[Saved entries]
......

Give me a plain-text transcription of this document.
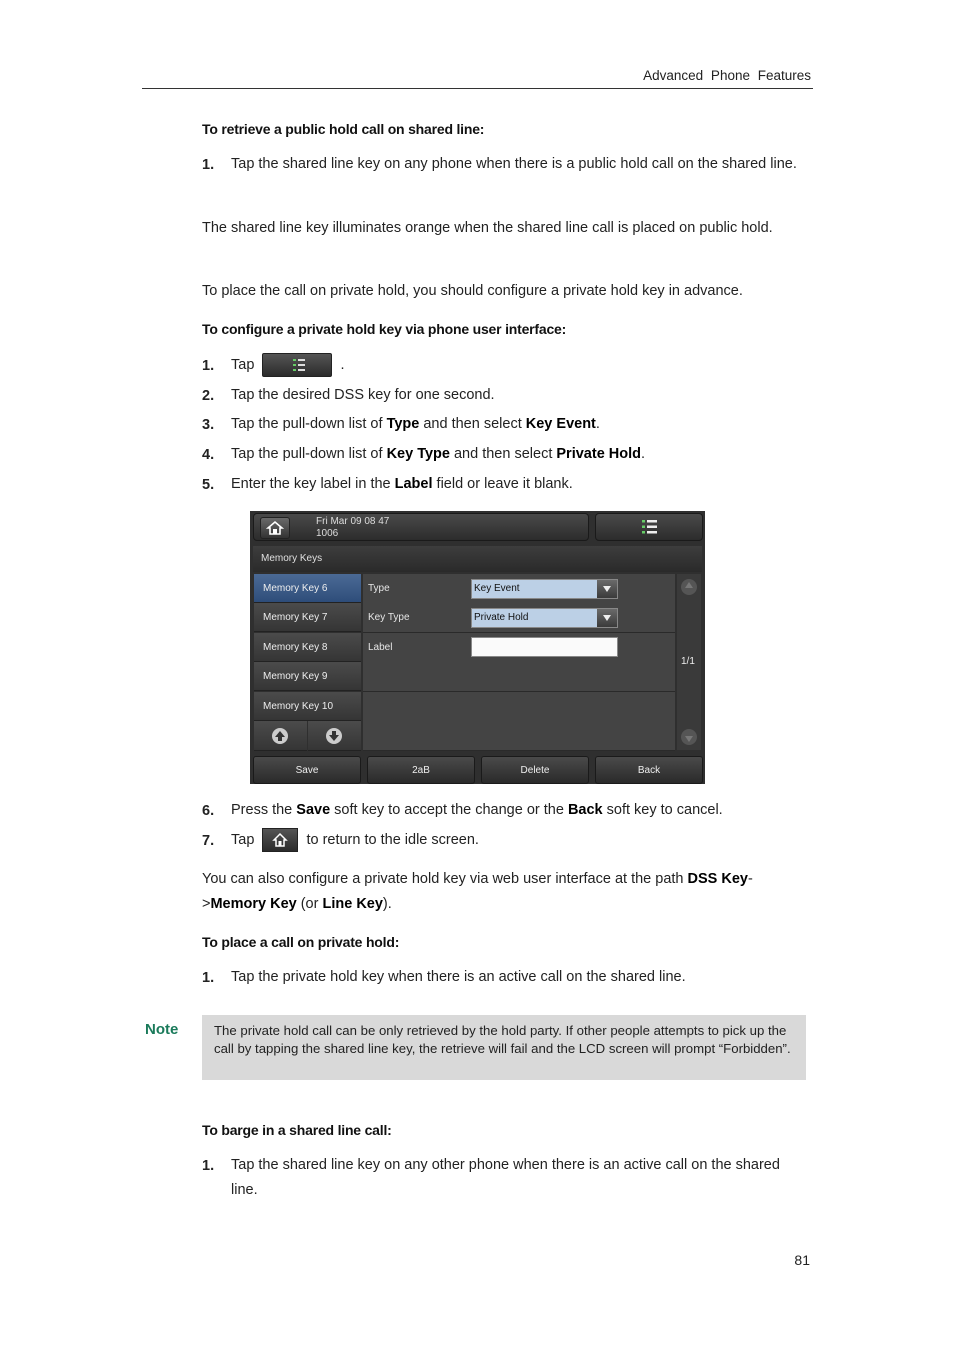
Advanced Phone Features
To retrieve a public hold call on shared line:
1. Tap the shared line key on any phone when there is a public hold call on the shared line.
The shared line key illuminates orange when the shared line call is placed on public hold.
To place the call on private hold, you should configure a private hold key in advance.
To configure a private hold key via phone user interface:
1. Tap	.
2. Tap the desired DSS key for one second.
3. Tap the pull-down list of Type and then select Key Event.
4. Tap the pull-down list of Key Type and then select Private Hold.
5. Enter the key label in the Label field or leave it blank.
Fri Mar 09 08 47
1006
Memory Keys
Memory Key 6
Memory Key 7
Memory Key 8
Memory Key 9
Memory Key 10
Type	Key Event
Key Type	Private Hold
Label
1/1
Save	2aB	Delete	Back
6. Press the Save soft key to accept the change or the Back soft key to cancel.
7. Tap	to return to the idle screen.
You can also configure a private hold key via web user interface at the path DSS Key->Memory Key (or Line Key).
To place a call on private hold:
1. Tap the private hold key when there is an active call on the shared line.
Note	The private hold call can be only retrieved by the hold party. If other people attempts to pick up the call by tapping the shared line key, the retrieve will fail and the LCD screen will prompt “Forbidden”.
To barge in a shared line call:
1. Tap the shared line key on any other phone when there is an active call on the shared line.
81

......

→ **WHAT IS REQUIRED**
In the entries above, find lines with "Back" and copy each.

→ **EXPECTED ANSWER**
Save	2aB	Delete	Back
6. Press the Save soft key to accept the change or the Back soft key to cancel.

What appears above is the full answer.